Could you extract every entry below and reproduce it exactly?
═════ DATASET ENTRIES ═════
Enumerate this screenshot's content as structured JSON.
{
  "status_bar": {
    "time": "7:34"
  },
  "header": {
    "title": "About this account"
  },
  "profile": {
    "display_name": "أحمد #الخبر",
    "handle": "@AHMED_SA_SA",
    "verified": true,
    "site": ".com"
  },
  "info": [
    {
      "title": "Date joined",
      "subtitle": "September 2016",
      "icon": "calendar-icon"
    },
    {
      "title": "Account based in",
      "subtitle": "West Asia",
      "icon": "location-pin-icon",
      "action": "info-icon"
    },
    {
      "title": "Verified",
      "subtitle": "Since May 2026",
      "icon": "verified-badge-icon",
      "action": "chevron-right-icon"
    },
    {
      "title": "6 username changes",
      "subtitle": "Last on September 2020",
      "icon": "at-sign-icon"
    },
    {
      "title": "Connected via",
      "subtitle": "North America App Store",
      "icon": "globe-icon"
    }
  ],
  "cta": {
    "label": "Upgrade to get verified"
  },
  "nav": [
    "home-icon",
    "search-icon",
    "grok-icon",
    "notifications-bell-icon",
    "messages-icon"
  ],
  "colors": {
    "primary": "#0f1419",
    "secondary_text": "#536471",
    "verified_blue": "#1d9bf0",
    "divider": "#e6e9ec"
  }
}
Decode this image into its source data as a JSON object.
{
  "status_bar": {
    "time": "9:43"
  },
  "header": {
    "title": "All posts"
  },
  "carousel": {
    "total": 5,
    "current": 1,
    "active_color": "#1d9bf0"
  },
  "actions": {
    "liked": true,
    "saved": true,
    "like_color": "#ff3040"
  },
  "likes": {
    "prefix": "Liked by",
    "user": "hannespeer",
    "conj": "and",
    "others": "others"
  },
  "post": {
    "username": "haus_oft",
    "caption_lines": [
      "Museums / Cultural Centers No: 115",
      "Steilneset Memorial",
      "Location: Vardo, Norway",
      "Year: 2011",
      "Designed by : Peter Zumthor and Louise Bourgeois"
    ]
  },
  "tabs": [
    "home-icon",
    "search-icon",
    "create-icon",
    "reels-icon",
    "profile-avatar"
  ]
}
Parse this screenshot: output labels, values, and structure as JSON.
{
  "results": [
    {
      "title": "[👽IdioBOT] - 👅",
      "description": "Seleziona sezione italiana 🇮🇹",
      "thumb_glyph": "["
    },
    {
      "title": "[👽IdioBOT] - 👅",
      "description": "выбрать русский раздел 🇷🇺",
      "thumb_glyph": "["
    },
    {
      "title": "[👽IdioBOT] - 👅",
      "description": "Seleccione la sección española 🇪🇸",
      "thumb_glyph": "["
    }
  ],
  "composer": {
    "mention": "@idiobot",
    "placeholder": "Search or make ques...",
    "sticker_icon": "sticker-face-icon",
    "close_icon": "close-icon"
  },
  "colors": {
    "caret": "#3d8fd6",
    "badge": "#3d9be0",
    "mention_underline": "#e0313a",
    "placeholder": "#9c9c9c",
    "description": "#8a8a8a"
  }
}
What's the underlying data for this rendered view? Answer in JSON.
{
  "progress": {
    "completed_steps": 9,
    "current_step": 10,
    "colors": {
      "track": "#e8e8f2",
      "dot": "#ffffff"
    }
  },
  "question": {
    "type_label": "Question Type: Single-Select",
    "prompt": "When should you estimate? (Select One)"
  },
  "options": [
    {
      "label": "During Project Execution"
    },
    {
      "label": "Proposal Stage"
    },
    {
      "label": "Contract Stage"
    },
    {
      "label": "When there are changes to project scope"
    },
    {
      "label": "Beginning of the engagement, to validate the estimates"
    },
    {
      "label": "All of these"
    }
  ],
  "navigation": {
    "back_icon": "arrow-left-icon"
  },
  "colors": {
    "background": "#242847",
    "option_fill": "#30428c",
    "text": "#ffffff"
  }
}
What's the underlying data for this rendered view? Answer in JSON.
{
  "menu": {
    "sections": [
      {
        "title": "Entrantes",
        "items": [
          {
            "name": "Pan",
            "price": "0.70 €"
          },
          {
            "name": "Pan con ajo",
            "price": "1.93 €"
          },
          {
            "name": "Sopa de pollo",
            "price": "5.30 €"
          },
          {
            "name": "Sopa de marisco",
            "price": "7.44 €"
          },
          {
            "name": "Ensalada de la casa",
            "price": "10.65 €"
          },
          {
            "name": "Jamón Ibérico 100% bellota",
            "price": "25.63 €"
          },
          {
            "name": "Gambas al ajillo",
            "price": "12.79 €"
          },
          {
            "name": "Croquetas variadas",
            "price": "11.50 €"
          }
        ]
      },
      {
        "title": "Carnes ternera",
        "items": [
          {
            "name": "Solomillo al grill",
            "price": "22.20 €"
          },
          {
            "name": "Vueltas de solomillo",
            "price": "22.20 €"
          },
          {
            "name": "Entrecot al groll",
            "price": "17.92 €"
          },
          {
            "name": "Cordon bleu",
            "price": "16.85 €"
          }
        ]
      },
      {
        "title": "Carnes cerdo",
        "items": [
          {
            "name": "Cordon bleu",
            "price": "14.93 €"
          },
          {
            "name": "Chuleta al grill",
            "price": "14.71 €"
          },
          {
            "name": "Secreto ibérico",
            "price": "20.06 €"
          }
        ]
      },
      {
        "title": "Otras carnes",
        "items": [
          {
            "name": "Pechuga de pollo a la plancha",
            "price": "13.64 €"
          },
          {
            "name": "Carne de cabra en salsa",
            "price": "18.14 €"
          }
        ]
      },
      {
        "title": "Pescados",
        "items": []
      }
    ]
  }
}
═════
EXPECTED OUTPUT:
Enumerate this screenshot's content as structured JSON.
{
  "status_bar": {
    "time": "7:34"
  },
  "header": {
    "title": "About this account"
  },
  "profile": {
    "display_name": "أحمد #الخبر",
    "handle": "@AHMED_SA_SA",
    "verified": true,
    "site": ".com"
  },
  "info": [
    {
      "title": "Date joined",
      "subtitle": "September 2016",
      "icon": "calendar-icon"
    },
    {
      "title": "Account based in",
      "subtitle": "West Asia",
      "icon": "location-pin-icon",
      "action": "info-icon"
    },
    {
      "title": "Verified",
      "subtitle": "Since May 2026",
      "icon": "verified-badge-icon",
      "action": "chevron-right-icon"
    },
    {
      "title": "6 username changes",
      "subtitle": "Last on September 2020",
      "icon": "at-sign-icon"
    },
    {
      "title": "Connected via",
      "subtitle": "North America App Store",
      "icon": "globe-icon"
    }
  ],
  "cta": {
    "label": "Upgrade to get verified"
  },
  "nav": [
    "home-icon",
    "search-icon",
    "grok-icon",
    "notifications-bell-icon",
    "messages-icon"
  ],
  "colors": {
    "primary": "#0f1419",
    "secondary_text": "#536471",
    "verified_blue": "#1d9bf0",
    "divider": "#e6e9ec"
  }
}
Decode this image into its source data as a JSON object.
{
  "status_bar": {
    "time": "9:43"
  },
  "header": {
    "title": "All posts"
  },
  "carousel": {
    "total": 5,
    "current": 1,
    "active_color": "#1d9bf0"
  },
  "actions": {
    "liked": true,
    "saved": true,
    "like_color": "#ff3040"
  },
  "likes": {
    "prefix": "Liked by",
    "user": "hannespeer",
    "conj": "and",
    "others": "others"
  },
  "post": {
    "username": "haus_oft",
    "caption_lines": [
      "Museums / Cultural Centers No: 115",
      "Steilneset Memorial",
      "Location: Vardo, Norway",
      "Year: 2011",
      "Designed by : Peter Zumthor and Louise Bourgeois"
    ]
  },
  "tabs": [
    "home-icon",
    "search-icon",
    "create-icon",
    "reels-icon",
    "profile-avatar"
  ]
}
Parse this screenshot: output labels, values, and structure as JSON.
{
  "results": [
    {
      "title": "[👽IdioBOT] - 👅",
      "description": "Seleziona sezione italiana 🇮🇹",
      "thumb_glyph": "["
    },
    {
      "title": "[👽IdioBOT] - 👅",
      "description": "выбрать русский раздел 🇷🇺",
      "thumb_glyph": "["
    },
    {
      "title": "[👽IdioBOT] - 👅",
      "description": "Seleccione la sección española 🇪🇸",
      "thumb_glyph": "["
    }
  ],
  "composer": {
    "mention": "@idiobot",
    "placeholder": "Search or make ques...",
    "sticker_icon": "sticker-face-icon",
    "close_icon": "close-icon"
  },
  "colors": {
    "caret": "#3d8fd6",
    "badge": "#3d9be0",
    "mention_underline": "#e0313a",
    "placeholder": "#9c9c9c",
    "description": "#8a8a8a"
  }
}
What's the underlying data for this rendered view? Answer in JSON.
{
  "progress": {
    "completed_steps": 9,
    "current_step": 10,
    "colors": {
      "track": "#e8e8f2",
      "dot": "#ffffff"
    }
  },
  "question": {
    "type_label": "Question Type: Single-Select",
    "prompt": "When should you estimate? (Select One)"
  },
  "options": [
    {
      "label": "During Project Execution"
    },
    {
      "label": "Proposal Stage"
    },
    {
      "label": "Contract Stage"
    },
    {
      "label": "When there are changes to project scope"
    },
    {
      "label": "Beginning of the engagement, to validate the estimates"
    },
    {
      "label": "All of these"
    }
  ],
  "navigation": {
    "back_icon": "arrow-left-icon"
  },
  "colors": {
    "background": "#242847",
    "option_fill": "#30428c",
    "text": "#ffffff"
  }
}
What's the underlying data for this rendered view? Answer in JSON.
{
  "menu": {
    "sections": [
      {
        "title": "Entrantes",
        "items": [
          {
            "name": "Pan",
            "price": "0.70 €"
          },
          {
            "name": "Pan con ajo",
            "price": "1.93 €"
          },
          {
            "name": "Sopa de pollo",
            "price": "5.30 €"
          },
          {
            "name": "Sopa de marisco",
            "price": "7.44 €"
          },
          {
            "name": "Ensalada de la casa",
            "price": "10.65 €"
          },
          {
            "name": "Jamón Ibérico 100% bellota",
            "price": "25.63 €"
          },
          {
            "name": "Gambas al ajillo",
            "price": "12.79 €"
          },
          {
            "name": "Croquetas variadas",
            "price": "11.50 €"
          }
        ]
      },
      {
        "title": "Carnes ternera",
        "items": [
          {
            "name": "Solomillo al grill",
            "price": "22.20 €"
          },
          {
            "name": "Vueltas de solomillo",
            "price": "22.20 €"
          },
          {
            "name": "Entrecot al groll",
            "price": "17.92 €"
          },
          {
            "name": "Cordon bleu",
            "price": "16.85 €"
          }
        ]
      },
      {
        "title": "Carnes cerdo",
        "items": [
          {
            "name": "Cordon bleu",
            "price": "14.93 €"
          },
          {
            "name": "Chuleta al grill",
            "price": "14.71 €"
          },
          {
            "name": "Secreto ibérico",
            "price": "20.06 €"
          }
        ]
      },
      {
        "title": "Otras carnes",
        "items": [
          {
            "name": "Pechuga de pollo a la plancha",
            "price": "13.64 €"
          },
          {
            "name": "Carne de cabra en salsa",
            "price": "18.14 €"
          }
        ]
      },
      {
        "title": "Pescados",
        "items": []
      }
    ]
  }
}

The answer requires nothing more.